__Short task__: Below are some records; retype all of them exactly.

__Material provided__:
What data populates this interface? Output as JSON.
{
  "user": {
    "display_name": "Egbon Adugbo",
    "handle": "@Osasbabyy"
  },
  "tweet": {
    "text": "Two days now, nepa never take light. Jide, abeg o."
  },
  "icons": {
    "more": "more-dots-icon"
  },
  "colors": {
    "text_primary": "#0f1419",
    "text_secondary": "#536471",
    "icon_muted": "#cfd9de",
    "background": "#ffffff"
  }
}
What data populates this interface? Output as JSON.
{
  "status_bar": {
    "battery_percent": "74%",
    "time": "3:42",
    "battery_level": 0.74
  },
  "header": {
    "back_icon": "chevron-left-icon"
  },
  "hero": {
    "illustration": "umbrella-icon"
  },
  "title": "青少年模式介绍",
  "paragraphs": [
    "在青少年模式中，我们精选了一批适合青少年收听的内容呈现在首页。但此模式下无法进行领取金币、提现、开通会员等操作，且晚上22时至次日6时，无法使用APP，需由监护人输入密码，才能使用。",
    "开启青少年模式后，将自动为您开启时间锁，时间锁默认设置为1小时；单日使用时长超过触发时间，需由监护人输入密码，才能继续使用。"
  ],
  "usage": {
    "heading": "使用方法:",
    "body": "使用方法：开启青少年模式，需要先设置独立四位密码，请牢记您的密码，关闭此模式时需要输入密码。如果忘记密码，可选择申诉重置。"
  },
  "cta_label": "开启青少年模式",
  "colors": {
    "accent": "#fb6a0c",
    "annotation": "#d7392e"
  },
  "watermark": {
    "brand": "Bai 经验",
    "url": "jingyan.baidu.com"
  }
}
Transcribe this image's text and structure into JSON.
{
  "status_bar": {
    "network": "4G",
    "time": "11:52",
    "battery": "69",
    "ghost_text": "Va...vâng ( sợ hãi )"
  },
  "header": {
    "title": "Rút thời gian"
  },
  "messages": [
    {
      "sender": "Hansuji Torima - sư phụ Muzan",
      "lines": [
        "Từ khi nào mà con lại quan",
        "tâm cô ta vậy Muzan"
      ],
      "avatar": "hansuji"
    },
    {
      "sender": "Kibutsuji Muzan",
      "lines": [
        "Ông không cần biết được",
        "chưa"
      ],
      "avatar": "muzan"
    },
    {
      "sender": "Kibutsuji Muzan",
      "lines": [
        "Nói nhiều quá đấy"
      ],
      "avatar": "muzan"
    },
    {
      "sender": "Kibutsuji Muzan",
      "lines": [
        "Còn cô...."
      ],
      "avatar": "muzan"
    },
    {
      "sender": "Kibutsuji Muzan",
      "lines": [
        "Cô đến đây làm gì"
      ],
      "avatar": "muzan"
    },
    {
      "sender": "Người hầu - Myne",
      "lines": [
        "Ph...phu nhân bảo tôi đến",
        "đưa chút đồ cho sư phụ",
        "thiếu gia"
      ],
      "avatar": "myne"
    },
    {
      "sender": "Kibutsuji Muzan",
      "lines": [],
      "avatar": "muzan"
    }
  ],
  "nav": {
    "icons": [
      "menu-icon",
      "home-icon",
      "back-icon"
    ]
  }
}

__Result__:
What data populates this interface? Output as JSON.
{
  "user": {
    "display_name": "Egbon Adugbo",
    "handle": "@Osasbabyy"
  },
  "tweet": {
    "text": "Two days now, nepa never take light. Jide, abeg o."
  },
  "icons": {
    "more": "more-dots-icon"
  },
  "colors": {
    "text_primary": "#0f1419",
    "text_secondary": "#536471",
    "icon_muted": "#cfd9de",
    "background": "#ffffff"
  }
}
What data populates this interface? Output as JSON.
{
  "status_bar": {
    "battery_percent": "74%",
    "time": "3:42",
    "battery_level": 0.74
  },
  "header": {
    "back_icon": "chevron-left-icon"
  },
  "hero": {
    "illustration": "umbrella-icon"
  },
  "title": "青少年模式介绍",
  "paragraphs": [
    "在青少年模式中，我们精选了一批适合青少年收听的内容呈现在首页。但此模式下无法进行领取金币、提现、开通会员等操作，且晚上22时至次日6时，无法使用APP，需由监护人输入密码，才能使用。",
    "开启青少年模式后，将自动为您开启时间锁，时间锁默认设置为1小时；单日使用时长超过触发时间，需由监护人输入密码，才能继续使用。"
  ],
  "usage": {
    "heading": "使用方法:",
    "body": "使用方法：开启青少年模式，需要先设置独立四位密码，请牢记您的密码，关闭此模式时需要输入密码。如果忘记密码，可选择申诉重置。"
  },
  "cta_label": "开启青少年模式",
  "colors": {
    "accent": "#fb6a0c",
    "annotation": "#d7392e"
  },
  "watermark": {
    "brand": "Bai 经验",
    "url": "jingyan.baidu.com"
  }
}
Transcribe this image's text and structure into JSON.
{
  "status_bar": {
    "network": "4G",
    "time": "11:52",
    "battery": "69",
    "ghost_text": "Va...vâng ( sợ hãi )"
  },
  "header": {
    "title": "Rút thời gian"
  },
  "messages": [
    {
      "sender": "Hansuji Torima - sư phụ Muzan",
      "lines": [
        "Từ khi nào mà con lại quan",
        "tâm cô ta vậy Muzan"
      ],
      "avatar": "hansuji"
    },
    {
      "sender": "Kibutsuji Muzan",
      "lines": [
        "Ông không cần biết được",
        "chưa"
      ],
      "avatar": "muzan"
    },
    {
      "sender": "Kibutsuji Muzan",
      "lines": [
        "Nói nhiều quá đấy"
      ],
      "avatar": "muzan"
    },
    {
      "sender": "Kibutsuji Muzan",
      "lines": [
        "Còn cô...."
      ],
      "avatar": "muzan"
    },
    {
      "sender": "Kibutsuji Muzan",
      "lines": [
        "Cô đến đây làm gì"
      ],
      "avatar": "muzan"
    },
    {
      "sender": "Người hầu - Myne",
      "lines": [
        "Ph...phu nhân bảo tôi đến",
        "đưa chút đồ cho sư phụ",
        "thiếu gia"
      ],
      "avatar": "myne"
    },
    {
      "sender": "Kibutsuji Muzan",
      "lines": [],
      "avatar": "muzan"
    }
  ],
  "nav": {
    "icons": [
      "menu-icon",
      "home-icon",
      "back-icon"
    ]
  }
}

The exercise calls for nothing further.